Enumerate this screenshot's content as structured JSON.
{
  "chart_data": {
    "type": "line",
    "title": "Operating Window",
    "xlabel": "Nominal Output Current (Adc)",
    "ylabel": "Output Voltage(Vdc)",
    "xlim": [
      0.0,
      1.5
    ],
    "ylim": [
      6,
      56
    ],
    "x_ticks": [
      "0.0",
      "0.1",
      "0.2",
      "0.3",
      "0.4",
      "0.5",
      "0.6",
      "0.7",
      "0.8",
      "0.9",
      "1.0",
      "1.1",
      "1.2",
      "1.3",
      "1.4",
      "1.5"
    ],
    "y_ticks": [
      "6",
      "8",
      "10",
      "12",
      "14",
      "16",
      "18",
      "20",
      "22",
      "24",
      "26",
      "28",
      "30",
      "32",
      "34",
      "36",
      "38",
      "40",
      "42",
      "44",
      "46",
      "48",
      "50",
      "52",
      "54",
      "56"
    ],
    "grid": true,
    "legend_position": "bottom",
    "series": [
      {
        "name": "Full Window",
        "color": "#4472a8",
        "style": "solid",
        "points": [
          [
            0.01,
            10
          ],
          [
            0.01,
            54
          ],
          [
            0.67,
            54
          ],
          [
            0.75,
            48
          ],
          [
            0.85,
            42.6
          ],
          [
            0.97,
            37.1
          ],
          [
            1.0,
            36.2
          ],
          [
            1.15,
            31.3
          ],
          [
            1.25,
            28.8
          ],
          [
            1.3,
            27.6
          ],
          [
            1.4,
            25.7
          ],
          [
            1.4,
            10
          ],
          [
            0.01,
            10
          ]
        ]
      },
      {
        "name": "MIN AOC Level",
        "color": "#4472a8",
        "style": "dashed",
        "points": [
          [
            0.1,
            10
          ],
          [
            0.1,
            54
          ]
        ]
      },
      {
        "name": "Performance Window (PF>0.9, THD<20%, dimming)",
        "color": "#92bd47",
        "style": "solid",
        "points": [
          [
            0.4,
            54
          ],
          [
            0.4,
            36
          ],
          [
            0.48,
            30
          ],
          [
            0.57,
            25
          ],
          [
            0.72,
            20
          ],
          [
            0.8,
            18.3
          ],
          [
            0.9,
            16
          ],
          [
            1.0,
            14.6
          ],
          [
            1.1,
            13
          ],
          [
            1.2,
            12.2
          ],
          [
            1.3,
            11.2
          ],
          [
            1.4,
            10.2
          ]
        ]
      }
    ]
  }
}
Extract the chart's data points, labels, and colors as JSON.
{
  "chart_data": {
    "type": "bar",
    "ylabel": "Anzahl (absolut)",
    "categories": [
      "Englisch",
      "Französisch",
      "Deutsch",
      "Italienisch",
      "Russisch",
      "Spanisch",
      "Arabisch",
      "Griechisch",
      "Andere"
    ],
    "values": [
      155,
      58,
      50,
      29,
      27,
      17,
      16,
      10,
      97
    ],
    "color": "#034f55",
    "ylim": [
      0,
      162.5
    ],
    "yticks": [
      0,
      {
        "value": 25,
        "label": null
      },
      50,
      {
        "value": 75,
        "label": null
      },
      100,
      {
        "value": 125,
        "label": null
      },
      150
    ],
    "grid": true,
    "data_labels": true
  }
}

+ + + +

## EXERCISE
Write the listing out again, exactly as shown above.

## THE OUTPUT
Enumerate this screenshot's content as structured JSON.
{
  "chart_data": {
    "type": "line",
    "title": "Operating Window",
    "xlabel": "Nominal Output Current (Adc)",
    "ylabel": "Output Voltage(Vdc)",
    "xlim": [
      0.0,
      1.5
    ],
    "ylim": [
      6,
      56
    ],
    "x_ticks": [
      "0.0",
      "0.1",
      "0.2",
      "0.3",
      "0.4",
      "0.5",
      "0.6",
      "0.7",
      "0.8",
      "0.9",
      "1.0",
      "1.1",
      "1.2",
      "1.3",
      "1.4",
      "1.5"
    ],
    "y_ticks": [
      "6",
      "8",
      "10",
      "12",
      "14",
      "16",
      "18",
      "20",
      "22",
      "24",
      "26",
      "28",
      "30",
      "32",
      "34",
      "36",
      "38",
      "40",
      "42",
      "44",
      "46",
      "48",
      "50",
      "52",
      "54",
      "56"
    ],
    "grid": true,
    "legend_position": "bottom",
    "series": [
      {
        "name": "Full Window",
        "color": "#4472a8",
        "style": "solid",
        "points": [
          [
            0.01,
            10
          ],
          [
            0.01,
            54
          ],
          [
            0.67,
            54
          ],
          [
            0.75,
            48
          ],
          [
            0.85,
            42.6
          ],
          [
            0.97,
            37.1
          ],
          [
            1.0,
            36.2
          ],
          [
            1.15,
            31.3
          ],
          [
            1.25,
            28.8
          ],
          [
            1.3,
            27.6
          ],
          [
            1.4,
            25.7
          ],
          [
            1.4,
            10
          ],
          [
            0.01,
            10
          ]
        ]
      },
      {
        "name": "MIN AOC Level",
        "color": "#4472a8",
        "style": "dashed",
        "points": [
          [
            0.1,
            10
          ],
          [
            0.1,
            54
          ]
        ]
      },
      {
        "name": "Performance Window (PF>0.9, THD<20%, dimming)",
        "color": "#92bd47",
        "style": "solid",
        "points": [
          [
            0.4,
            54
          ],
          [
            0.4,
            36
          ],
          [
            0.48,
            30
          ],
          [
            0.57,
            25
          ],
          [
            0.72,
            20
          ],
          [
            0.8,
            18.3
          ],
          [
            0.9,
            16
          ],
          [
            1.0,
            14.6
          ],
          [
            1.1,
            13
          ],
          [
            1.2,
            12.2
          ],
          [
            1.3,
            11.2
          ],
          [
            1.4,
            10.2
          ]
        ]
      }
    ]
  }
}
Extract the chart's data points, labels, and colors as JSON.
{
  "chart_data": {
    "type": "bar",
    "ylabel": "Anzahl (absolut)",
    "categories": [
      "Englisch",
      "Französisch",
      "Deutsch",
      "Italienisch",
      "Russisch",
      "Spanisch",
      "Arabisch",
      "Griechisch",
      "Andere"
    ],
    "values": [
      155,
      58,
      50,
      29,
      27,
      17,
      16,
      10,
      97
    ],
    "color": "#034f55",
    "ylim": [
      0,
      162.5
    ],
    "yticks": [
      0,
      {
        "value": 25,
        "label": null
      },
      50,
      {
        "value": 75,
        "label": null
      },
      100,
      {
        "value": 125,
        "label": null
      },
      150
    ],
    "grid": true,
    "data_labels": true
  }
}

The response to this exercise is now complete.